◆ Problem statement
Count how many lines of the material hold "work". Respond with that number alone.
____________________
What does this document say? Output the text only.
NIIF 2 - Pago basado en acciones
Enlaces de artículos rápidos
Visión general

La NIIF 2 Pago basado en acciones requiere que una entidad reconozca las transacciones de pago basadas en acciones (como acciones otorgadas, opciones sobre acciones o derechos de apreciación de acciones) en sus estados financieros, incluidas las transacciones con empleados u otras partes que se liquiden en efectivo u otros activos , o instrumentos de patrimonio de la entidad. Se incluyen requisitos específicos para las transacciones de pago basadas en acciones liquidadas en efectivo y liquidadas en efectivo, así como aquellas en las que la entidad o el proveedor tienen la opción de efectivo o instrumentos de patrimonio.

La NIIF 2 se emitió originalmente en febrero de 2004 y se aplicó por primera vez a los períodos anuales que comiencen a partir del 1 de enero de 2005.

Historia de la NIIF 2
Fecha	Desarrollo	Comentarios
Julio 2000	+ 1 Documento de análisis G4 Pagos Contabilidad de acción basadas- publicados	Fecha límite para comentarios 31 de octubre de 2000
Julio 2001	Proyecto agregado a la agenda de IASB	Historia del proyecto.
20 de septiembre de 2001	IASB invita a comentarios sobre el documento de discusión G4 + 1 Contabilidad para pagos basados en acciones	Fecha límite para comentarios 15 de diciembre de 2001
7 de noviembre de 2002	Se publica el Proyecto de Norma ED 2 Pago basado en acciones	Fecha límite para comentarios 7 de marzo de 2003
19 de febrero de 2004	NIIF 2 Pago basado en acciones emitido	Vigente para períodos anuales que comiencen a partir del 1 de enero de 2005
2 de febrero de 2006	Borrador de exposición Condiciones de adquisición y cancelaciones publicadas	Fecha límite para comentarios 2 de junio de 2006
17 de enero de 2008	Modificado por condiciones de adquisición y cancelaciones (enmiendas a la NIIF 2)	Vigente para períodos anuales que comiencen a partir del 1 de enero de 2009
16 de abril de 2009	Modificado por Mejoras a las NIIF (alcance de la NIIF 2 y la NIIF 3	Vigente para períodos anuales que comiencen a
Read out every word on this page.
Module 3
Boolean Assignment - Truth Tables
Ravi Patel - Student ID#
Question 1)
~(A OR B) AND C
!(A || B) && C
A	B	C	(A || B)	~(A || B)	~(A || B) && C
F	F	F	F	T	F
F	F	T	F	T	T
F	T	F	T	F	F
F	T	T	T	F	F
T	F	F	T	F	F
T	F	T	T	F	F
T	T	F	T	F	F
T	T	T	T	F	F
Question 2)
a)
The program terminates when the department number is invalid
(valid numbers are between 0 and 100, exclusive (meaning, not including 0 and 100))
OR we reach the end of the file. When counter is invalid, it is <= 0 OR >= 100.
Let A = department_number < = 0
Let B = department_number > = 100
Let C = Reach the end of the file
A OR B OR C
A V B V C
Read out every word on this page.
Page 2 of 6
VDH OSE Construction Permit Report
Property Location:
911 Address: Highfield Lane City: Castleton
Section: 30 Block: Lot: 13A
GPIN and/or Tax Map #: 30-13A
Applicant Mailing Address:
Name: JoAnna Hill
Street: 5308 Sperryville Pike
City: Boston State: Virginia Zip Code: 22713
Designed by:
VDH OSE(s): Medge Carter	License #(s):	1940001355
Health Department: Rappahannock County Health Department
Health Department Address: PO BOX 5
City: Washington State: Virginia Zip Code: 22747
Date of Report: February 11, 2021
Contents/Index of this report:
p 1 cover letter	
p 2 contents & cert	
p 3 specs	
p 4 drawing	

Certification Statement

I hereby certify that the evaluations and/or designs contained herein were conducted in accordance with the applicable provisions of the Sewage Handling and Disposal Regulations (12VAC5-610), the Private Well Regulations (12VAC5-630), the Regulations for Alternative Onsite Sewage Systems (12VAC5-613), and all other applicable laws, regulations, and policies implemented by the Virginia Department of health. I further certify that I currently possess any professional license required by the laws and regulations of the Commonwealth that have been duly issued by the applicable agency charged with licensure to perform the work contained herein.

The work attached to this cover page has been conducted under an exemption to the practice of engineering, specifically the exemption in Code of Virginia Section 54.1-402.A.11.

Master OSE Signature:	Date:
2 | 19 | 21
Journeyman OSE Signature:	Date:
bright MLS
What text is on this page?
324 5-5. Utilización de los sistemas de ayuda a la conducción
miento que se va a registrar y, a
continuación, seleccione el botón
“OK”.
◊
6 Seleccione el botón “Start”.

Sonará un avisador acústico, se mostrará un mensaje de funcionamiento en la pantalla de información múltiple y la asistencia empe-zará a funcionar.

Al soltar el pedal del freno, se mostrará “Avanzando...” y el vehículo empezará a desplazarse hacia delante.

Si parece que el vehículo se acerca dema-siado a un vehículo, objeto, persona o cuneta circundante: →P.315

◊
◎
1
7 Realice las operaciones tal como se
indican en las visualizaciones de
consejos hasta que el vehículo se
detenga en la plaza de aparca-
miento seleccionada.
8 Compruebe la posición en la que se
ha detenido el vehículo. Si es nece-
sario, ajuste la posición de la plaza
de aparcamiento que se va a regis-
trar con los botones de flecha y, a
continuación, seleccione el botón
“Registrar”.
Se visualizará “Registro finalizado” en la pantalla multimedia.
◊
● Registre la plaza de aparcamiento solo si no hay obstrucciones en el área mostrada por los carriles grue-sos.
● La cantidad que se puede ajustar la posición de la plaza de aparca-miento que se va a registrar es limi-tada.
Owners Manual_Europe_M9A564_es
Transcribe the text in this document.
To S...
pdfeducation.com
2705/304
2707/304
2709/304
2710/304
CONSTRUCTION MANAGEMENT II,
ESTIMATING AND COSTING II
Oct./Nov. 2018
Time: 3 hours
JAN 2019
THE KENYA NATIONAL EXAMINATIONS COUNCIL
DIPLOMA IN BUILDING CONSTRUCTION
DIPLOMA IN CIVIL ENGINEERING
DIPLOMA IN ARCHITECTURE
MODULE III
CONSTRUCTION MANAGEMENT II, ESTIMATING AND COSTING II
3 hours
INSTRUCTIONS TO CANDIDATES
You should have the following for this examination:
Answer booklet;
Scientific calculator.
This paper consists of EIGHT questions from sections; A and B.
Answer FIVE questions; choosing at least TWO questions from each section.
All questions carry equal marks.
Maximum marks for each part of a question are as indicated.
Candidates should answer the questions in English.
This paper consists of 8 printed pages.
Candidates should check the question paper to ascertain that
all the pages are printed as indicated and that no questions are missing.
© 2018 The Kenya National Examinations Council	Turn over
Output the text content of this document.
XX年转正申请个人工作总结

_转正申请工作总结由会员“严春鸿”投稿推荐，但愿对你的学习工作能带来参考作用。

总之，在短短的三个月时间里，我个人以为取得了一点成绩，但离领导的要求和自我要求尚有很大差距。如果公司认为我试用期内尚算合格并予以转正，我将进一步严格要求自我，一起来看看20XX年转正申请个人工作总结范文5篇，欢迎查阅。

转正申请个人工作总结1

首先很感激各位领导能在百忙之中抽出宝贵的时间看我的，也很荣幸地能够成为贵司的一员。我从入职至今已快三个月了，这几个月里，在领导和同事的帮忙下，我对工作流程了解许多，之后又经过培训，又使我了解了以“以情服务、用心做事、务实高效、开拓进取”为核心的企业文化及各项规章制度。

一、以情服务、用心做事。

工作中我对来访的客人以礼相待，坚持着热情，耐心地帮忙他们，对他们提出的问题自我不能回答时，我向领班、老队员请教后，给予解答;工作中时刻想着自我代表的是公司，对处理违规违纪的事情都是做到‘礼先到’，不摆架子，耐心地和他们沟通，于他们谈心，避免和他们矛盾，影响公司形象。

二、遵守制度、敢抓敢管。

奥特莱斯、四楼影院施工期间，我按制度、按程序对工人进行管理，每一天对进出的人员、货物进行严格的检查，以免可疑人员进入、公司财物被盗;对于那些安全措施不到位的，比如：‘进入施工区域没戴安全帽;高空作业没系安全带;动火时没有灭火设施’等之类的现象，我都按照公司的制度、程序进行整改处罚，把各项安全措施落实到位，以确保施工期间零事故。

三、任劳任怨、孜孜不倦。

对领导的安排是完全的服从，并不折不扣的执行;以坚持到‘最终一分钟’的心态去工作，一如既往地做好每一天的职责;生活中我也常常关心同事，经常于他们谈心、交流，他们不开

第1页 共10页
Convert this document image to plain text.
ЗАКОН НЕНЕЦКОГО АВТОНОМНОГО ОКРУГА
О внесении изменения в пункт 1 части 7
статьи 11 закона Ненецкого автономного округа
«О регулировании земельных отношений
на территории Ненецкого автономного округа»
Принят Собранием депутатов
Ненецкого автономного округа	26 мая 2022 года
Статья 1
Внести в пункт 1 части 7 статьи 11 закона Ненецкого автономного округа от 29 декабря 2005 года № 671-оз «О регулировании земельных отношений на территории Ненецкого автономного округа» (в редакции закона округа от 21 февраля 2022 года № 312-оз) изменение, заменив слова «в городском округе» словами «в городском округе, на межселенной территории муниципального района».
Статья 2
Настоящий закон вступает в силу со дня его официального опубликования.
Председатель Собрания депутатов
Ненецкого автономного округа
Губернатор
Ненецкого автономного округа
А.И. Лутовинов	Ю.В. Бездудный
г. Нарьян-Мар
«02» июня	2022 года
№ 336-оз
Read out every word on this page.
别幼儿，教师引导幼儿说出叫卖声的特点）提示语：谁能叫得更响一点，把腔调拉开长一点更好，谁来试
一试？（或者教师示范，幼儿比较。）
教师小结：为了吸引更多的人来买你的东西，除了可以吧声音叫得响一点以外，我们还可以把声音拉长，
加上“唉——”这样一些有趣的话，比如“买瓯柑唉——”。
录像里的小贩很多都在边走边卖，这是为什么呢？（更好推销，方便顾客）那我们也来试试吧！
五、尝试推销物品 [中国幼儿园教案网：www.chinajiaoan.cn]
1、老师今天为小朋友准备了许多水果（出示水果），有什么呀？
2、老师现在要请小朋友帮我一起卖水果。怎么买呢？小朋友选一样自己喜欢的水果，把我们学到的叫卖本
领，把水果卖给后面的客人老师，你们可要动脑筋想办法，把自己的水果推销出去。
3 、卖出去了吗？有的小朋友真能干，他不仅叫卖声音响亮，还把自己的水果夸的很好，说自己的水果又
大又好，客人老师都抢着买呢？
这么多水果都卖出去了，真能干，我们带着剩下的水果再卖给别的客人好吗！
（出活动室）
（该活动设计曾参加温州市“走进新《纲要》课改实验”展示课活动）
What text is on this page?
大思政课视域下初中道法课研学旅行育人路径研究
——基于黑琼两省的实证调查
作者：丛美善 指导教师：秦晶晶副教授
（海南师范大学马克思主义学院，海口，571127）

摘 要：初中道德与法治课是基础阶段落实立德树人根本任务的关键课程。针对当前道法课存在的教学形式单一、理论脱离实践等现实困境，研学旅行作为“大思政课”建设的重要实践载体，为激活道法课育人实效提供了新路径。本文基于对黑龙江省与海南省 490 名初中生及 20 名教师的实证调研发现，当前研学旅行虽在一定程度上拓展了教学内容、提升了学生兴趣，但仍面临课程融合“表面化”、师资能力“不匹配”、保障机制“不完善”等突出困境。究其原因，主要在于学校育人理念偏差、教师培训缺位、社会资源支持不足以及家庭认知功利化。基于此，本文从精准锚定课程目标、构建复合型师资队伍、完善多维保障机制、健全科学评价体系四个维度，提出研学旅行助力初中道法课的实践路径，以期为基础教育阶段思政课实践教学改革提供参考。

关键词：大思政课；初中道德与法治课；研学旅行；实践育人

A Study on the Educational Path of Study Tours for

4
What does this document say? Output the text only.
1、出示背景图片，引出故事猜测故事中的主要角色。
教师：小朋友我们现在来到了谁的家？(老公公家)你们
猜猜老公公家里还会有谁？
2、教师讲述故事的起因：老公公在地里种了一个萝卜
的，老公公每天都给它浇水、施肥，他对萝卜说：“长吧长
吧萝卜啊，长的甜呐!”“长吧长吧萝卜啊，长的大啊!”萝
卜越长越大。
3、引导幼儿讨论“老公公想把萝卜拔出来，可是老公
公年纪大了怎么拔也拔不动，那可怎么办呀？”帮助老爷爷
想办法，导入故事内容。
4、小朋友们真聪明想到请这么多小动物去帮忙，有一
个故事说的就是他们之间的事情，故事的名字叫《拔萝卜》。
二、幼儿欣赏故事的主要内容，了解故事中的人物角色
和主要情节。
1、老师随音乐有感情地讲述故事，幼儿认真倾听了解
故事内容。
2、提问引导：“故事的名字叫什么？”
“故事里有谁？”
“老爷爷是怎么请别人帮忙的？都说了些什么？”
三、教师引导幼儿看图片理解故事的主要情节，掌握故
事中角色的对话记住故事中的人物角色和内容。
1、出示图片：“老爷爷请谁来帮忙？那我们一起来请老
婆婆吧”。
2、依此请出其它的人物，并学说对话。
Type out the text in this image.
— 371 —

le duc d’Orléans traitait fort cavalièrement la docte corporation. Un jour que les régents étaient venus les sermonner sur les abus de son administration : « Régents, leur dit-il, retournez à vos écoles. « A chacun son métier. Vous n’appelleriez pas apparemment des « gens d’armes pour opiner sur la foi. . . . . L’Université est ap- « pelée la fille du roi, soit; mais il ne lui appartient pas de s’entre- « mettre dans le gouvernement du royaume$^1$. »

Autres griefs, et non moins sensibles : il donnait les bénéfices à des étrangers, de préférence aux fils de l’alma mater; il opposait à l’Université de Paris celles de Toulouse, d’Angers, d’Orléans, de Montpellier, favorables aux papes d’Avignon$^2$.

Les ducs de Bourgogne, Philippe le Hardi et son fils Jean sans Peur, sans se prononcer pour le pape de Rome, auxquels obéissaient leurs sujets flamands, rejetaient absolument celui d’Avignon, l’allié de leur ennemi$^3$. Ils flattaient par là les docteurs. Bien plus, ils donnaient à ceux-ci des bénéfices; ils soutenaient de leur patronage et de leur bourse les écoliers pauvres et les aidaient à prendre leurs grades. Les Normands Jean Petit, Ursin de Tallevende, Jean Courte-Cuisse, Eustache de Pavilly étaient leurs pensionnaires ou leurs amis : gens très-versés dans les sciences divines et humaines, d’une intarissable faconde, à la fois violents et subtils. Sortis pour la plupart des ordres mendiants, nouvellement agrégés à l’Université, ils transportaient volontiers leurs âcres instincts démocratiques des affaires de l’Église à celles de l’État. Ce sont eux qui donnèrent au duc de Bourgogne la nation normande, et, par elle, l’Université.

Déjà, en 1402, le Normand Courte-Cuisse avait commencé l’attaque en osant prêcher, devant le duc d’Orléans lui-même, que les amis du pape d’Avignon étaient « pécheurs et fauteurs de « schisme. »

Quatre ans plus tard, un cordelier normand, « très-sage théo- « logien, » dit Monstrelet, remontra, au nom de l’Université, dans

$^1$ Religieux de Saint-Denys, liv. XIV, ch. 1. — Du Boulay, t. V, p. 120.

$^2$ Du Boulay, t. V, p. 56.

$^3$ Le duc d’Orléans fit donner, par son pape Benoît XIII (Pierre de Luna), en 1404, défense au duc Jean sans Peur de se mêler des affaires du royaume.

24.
____________________
◆ In response
2